*Task objective*. Go through the data and copy every line exactly, but not the images.

*Record set*.
__________

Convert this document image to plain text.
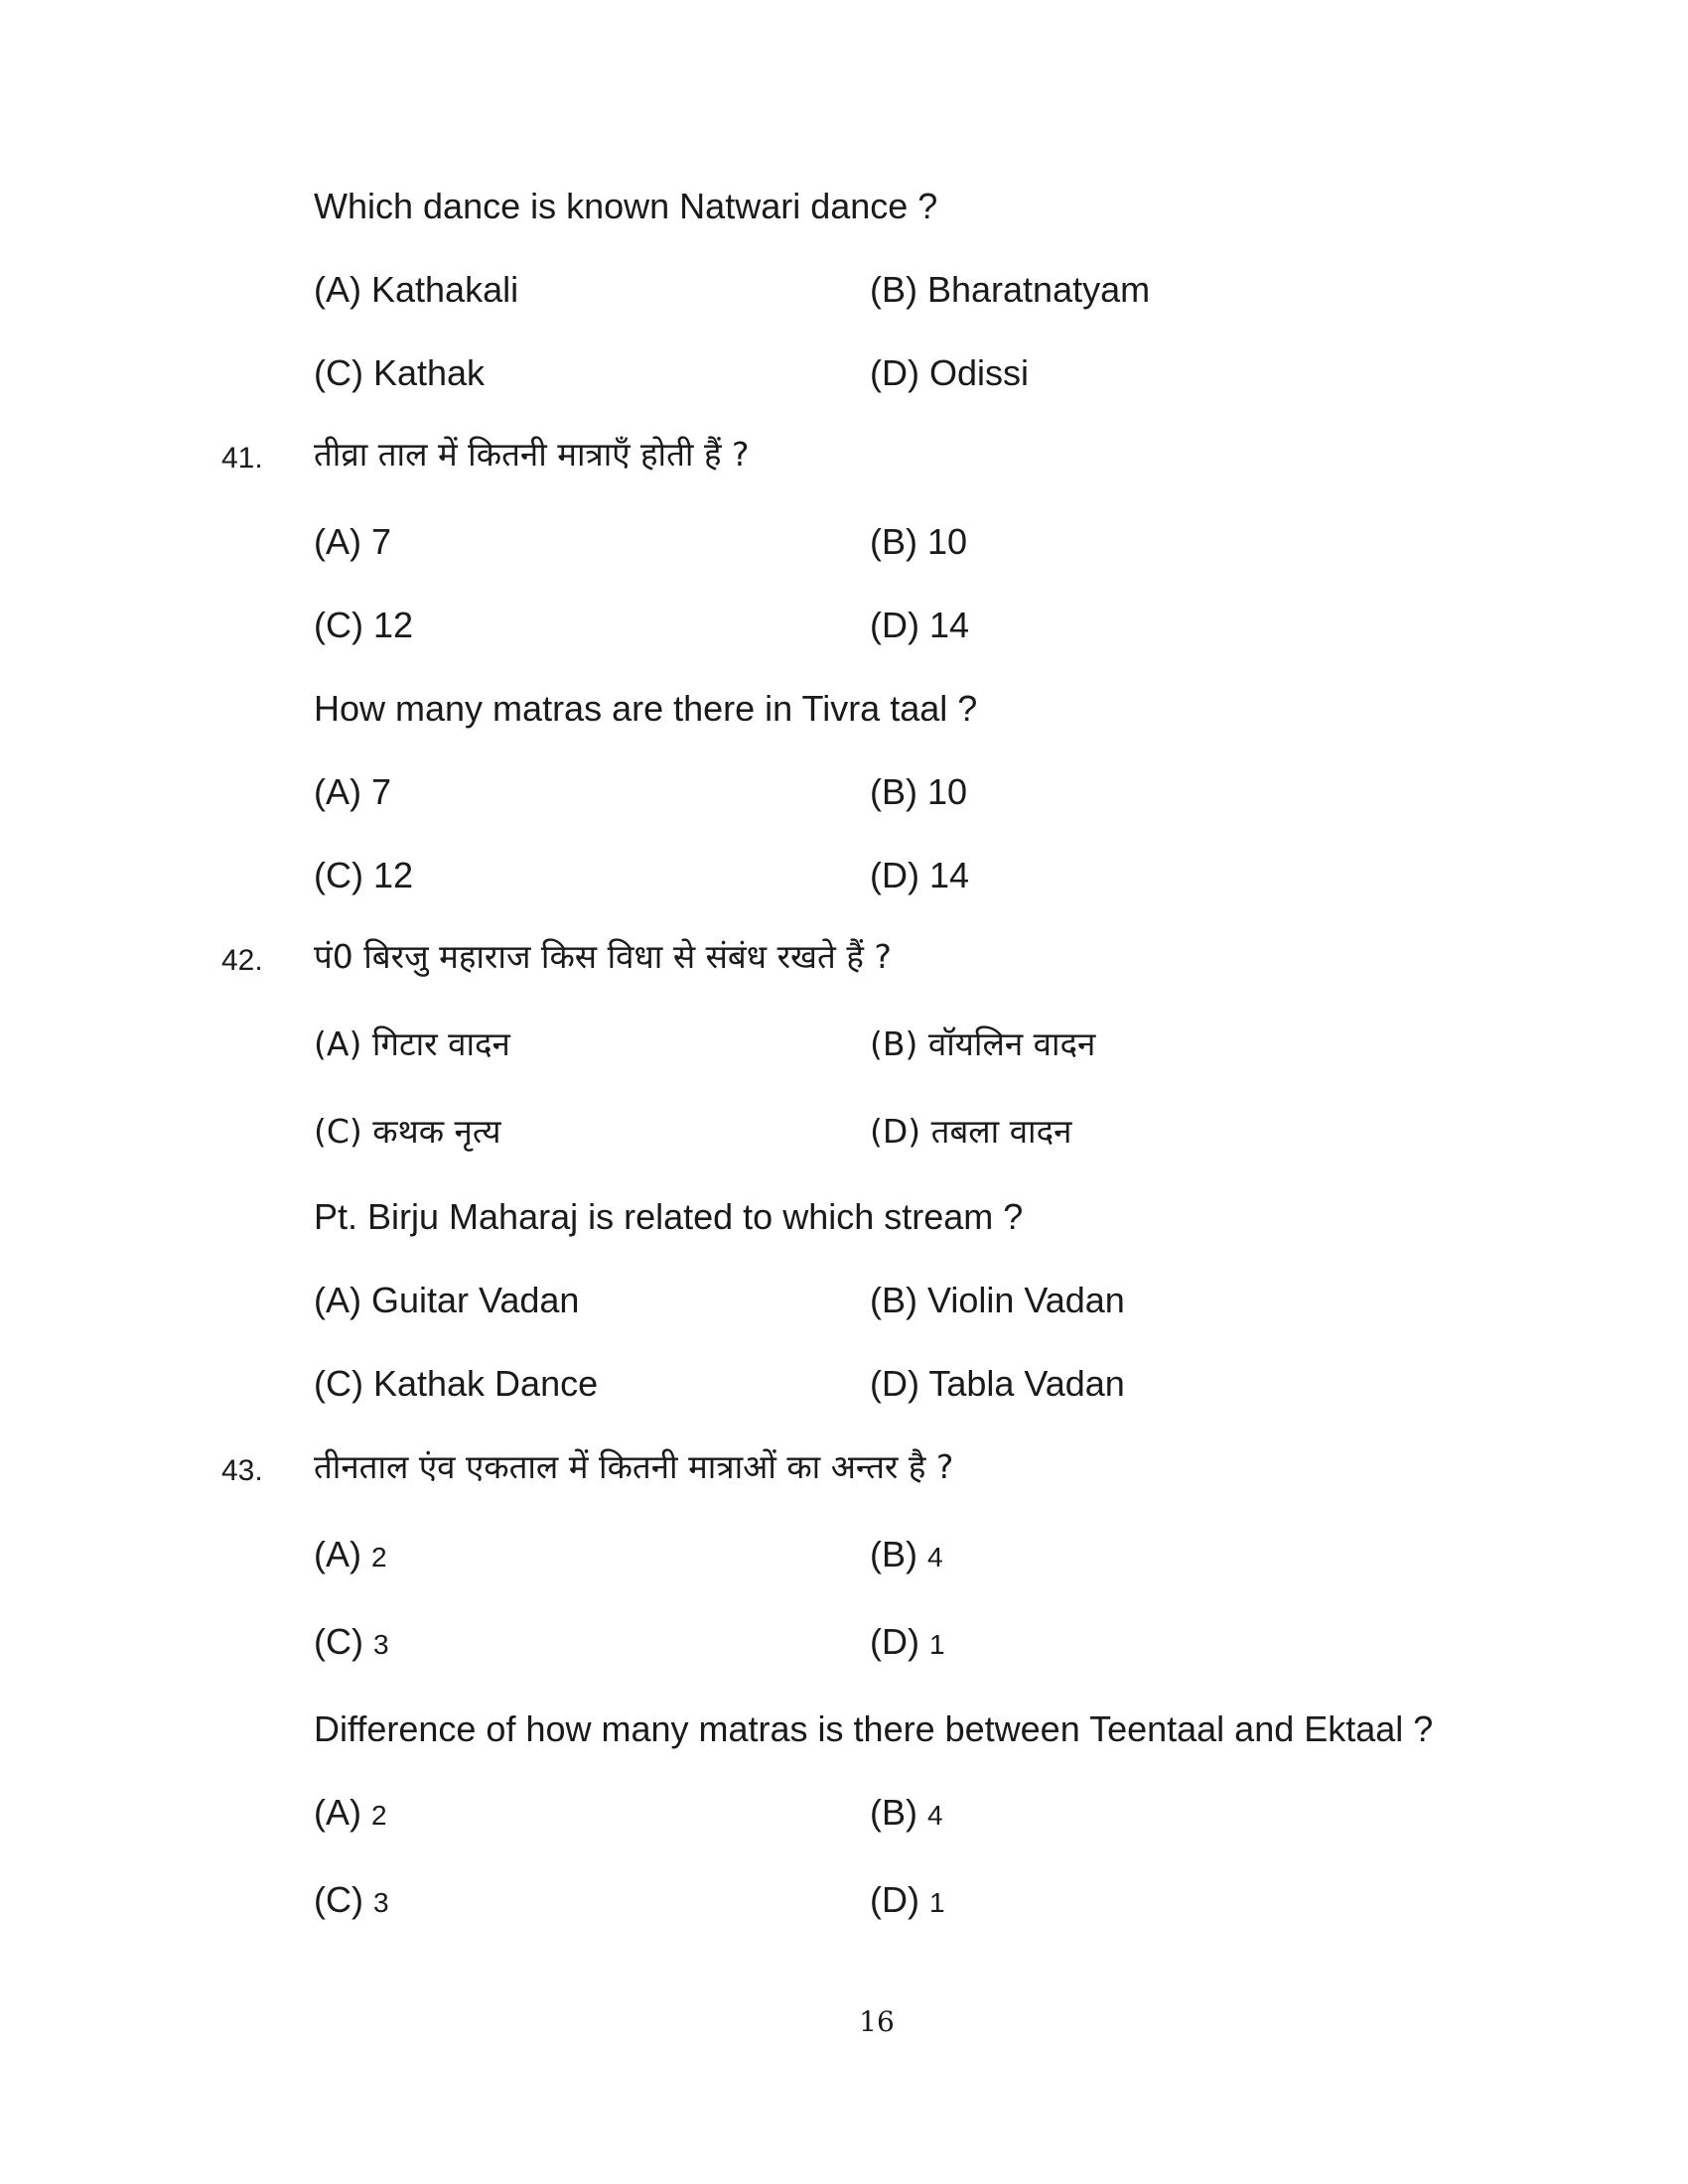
Which dance is known Natwari dance ?
(A) Kathakali	(B) Bharatnatyam
(C) Kathak	(D) Odissi
41. तीव्रा ताल में कितनी मात्राएँ होती हैं ?
(A) 7	(B) 10
(C) 12	(D) 14
How many matras are there in Tivra taal ?
(A) 7	(B) 10
(C) 12	(D) 14
42. पं0 बिरजु महाराज किस विधा से संबंध रखते हैं ?
(A) गिटार वादन	(B) वॉयलिन वादन
(C) कथक नृत्य	(D) तबला वादन
Pt. Birju Maharaj is related to which stream ?
(A) Guitar Vadan	(B) Violin Vadan
(C) Kathak Dance	(D) Tabla Vadan
43. तीनताल एंव एकताल में कितनी मात्राओं का अन्तर है ?
(A) 2	(B) 4
(C) 3	(D) 1
Difference of how many matras is there between Teentaal and Ektaal ?
(A) 2	(B) 4
(C) 3	(D) 1
16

__________

*Response to the exercise*.
Convert this document image to plain text.
Which dance is known Natwari dance ?
(A) Kathakali	(B) Bharatnatyam
(C) Kathak	(D) Odissi
41. तीव्रा ताल में कितनी मात्राएँ होती हैं ?
(A) 7	(B) 10
(C) 12	(D) 14
How many matras are there in Tivra taal ?
(A) 7	(B) 10
(C) 12	(D) 14
42. पं0 बिरजु महाराज किस विधा से संबंध रखते हैं ?
(A) गिटार वादन	(B) वॉयलिन वादन
(C) कथक नृत्य	(D) तबला वादन
Pt. Birju Maharaj is related to which stream ?
(A) Guitar Vadan	(B) Violin Vadan
(C) Kathak Dance	(D) Tabla Vadan
43. तीनताल एंव एकताल में कितनी मात्राओं का अन्तर है ?
(A) 2	(B) 4
(C) 3	(D) 1
Difference of how many matras is there between Teentaal and Ektaal ?
(A) 2	(B) 4
(C) 3	(D) 1
16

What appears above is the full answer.